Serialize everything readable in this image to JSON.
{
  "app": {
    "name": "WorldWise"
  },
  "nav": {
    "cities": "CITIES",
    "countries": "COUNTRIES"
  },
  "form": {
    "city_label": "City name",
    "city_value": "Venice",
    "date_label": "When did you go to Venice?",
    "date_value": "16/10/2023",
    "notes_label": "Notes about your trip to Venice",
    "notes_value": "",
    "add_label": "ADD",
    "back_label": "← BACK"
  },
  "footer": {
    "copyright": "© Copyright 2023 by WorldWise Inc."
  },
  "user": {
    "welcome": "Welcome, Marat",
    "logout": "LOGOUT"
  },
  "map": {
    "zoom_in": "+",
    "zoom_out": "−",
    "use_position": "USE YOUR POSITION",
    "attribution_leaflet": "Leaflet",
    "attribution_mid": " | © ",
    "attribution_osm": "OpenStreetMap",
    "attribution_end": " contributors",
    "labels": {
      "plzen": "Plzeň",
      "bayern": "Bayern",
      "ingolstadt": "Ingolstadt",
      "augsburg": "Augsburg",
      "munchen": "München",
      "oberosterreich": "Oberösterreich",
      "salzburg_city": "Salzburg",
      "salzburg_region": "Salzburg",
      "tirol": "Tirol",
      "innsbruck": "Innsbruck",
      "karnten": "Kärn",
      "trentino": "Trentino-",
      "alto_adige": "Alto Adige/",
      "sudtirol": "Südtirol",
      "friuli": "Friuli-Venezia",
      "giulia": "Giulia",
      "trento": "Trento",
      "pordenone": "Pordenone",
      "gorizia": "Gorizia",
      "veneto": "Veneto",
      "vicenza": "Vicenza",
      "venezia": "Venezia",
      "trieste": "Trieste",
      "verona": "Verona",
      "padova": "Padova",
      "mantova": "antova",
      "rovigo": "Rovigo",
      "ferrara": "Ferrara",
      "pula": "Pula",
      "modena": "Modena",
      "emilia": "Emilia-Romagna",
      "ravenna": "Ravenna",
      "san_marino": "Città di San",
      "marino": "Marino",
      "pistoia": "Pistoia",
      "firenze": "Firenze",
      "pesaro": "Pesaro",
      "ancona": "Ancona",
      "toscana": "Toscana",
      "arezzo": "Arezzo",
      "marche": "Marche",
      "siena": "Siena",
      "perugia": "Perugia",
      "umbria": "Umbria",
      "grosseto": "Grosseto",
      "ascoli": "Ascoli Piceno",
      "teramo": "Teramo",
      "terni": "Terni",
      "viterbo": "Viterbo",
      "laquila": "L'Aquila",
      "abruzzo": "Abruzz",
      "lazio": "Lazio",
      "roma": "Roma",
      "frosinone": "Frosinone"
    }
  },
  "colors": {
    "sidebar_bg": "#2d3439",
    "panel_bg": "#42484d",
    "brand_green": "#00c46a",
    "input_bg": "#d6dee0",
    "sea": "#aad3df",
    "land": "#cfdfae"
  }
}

◇ ◇ ◇ ◇ ◇

▶ _WHAT IS ASKED_
Go through the records above and set each one down exactly, please.

▶ _WRITTEN REPLY_
Serialize everything readable in this image to JSON.
{
  "app": {
    "name": "WorldWise"
  },
  "nav": {
    "cities": "CITIES",
    "countries": "COUNTRIES"
  },
  "form": {
    "city_label": "City name",
    "city_value": "Venice",
    "date_label": "When did you go to Venice?",
    "date_value": "16/10/2023",
    "notes_label": "Notes about your trip to Venice",
    "notes_value": "",
    "add_label": "ADD",
    "back_label": "← BACK"
  },
  "footer": {
    "copyright": "© Copyright 2023 by WorldWise Inc."
  },
  "user": {
    "welcome": "Welcome, Marat",
    "logout": "LOGOUT"
  },
  "map": {
    "zoom_in": "+",
    "zoom_out": "−",
    "use_position": "USE YOUR POSITION",
    "attribution_leaflet": "Leaflet",
    "attribution_mid": " | © ",
    "attribution_osm": "OpenStreetMap",
    "attribution_end": " contributors",
    "labels": {
      "plzen": "Plzeň",
      "bayern": "Bayern",
      "ingolstadt": "Ingolstadt",
      "augsburg": "Augsburg",
      "munchen": "München",
      "oberosterreich": "Oberösterreich",
      "salzburg_city": "Salzburg",
      "salzburg_region": "Salzburg",
      "tirol": "Tirol",
      "innsbruck": "Innsbruck",
      "karnten": "Kärn",
      "trentino": "Trentino-",
      "alto_adige": "Alto Adige/",
      "sudtirol": "Südtirol",
      "friuli": "Friuli-Venezia",
      "giulia": "Giulia",
      "trento": "Trento",
      "pordenone": "Pordenone",
      "gorizia": "Gorizia",
      "veneto": "Veneto",
      "vicenza": "Vicenza",
      "venezia": "Venezia",
      "trieste": "Trieste",
      "verona": "Verona",
      "padova": "Padova",
      "mantova": "antova",
      "rovigo": "Rovigo",
      "ferrara": "Ferrara",
      "pula": "Pula",
      "modena": "Modena",
      "emilia": "Emilia-Romagna",
      "ravenna": "Ravenna",
      "san_marino": "Città di San",
      "marino": "Marino",
      "pistoia": "Pistoia",
      "firenze": "Firenze",
      "pesaro": "Pesaro",
      "ancona": "Ancona",
      "toscana": "Toscana",
      "arezzo": "Arezzo",
      "marche": "Marche",
      "siena": "Siena",
      "perugia": "Perugia",
      "umbria": "Umbria",
      "grosseto": "Grosseto",
      "ascoli": "Ascoli Piceno",
      "teramo": "Teramo",
      "terni": "Terni",
      "viterbo": "Viterbo",
      "laquila": "L'Aquila",
      "abruzzo": "Abruzz",
      "lazio": "Lazio",
      "roma": "Roma",
      "frosinone": "Frosinone"
    }
  },
  "colors": {
    "sidebar_bg": "#2d3439",
    "panel_bg": "#42484d",
    "brand_green": "#00c46a",
    "input_bg": "#d6dee0",
    "sea": "#aad3df",
    "land": "#cfdfae"
  }
}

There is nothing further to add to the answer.